# [INFORMATION PROVIDED]
_____

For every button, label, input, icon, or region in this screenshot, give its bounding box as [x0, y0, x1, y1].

_____

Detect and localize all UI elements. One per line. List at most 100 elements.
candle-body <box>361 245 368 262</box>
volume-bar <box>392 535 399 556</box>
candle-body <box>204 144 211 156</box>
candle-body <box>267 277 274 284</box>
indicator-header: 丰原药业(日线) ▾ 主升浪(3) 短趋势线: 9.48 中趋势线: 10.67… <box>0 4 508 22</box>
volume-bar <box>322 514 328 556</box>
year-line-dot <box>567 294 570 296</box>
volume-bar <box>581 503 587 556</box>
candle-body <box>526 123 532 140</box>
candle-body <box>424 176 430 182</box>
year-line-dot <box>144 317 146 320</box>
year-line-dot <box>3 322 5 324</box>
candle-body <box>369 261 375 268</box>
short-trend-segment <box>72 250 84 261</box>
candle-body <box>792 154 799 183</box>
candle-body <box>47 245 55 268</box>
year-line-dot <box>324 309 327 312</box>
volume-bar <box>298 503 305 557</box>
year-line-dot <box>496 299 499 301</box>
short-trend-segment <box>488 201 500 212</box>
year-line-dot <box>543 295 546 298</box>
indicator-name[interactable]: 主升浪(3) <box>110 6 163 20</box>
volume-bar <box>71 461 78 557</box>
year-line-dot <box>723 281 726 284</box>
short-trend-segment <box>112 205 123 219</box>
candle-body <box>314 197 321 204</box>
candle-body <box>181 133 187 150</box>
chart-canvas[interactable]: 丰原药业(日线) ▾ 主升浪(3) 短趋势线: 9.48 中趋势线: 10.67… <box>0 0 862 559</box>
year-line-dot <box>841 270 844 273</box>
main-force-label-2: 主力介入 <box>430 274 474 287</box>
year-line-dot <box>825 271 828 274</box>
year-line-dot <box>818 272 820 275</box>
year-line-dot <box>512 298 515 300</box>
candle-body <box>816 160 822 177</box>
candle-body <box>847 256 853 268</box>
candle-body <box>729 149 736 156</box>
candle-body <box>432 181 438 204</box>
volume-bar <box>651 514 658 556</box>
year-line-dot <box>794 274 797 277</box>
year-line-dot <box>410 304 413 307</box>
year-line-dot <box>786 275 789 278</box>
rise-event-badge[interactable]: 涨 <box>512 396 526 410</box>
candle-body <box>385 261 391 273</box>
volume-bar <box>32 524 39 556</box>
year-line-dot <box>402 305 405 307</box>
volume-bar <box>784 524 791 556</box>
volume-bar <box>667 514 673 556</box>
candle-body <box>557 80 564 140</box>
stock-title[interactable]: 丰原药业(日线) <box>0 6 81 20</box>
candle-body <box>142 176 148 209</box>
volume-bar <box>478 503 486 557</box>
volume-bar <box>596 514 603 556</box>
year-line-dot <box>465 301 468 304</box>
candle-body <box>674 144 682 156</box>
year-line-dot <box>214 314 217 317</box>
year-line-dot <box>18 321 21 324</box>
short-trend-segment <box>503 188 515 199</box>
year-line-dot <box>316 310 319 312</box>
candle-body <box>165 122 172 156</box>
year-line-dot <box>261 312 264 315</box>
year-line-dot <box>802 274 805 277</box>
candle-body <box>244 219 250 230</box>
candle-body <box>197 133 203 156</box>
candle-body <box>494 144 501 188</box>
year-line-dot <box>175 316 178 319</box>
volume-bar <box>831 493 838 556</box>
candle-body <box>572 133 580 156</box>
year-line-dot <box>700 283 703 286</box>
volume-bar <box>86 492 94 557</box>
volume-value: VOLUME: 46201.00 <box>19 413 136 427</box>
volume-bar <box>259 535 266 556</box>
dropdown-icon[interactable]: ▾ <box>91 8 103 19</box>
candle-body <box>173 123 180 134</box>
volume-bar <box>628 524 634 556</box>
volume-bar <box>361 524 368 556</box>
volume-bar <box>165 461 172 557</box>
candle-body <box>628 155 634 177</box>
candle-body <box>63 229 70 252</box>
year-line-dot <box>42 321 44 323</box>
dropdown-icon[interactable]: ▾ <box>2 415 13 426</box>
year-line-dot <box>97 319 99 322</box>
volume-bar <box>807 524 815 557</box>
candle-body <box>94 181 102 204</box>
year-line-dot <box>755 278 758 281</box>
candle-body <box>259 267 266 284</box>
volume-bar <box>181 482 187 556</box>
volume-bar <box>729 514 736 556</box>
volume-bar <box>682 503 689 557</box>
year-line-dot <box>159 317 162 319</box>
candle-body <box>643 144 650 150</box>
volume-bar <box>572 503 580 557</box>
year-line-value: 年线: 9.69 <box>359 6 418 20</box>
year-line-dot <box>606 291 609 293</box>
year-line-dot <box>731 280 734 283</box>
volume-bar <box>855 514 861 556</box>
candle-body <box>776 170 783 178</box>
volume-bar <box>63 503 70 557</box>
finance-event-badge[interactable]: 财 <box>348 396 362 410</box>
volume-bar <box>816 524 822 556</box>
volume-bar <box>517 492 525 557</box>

_____

# [TASK STATEMENT]
Count the lines of the listing above that contain the string "indicator" and reply with that number alone.

# [TASK RESULT]
2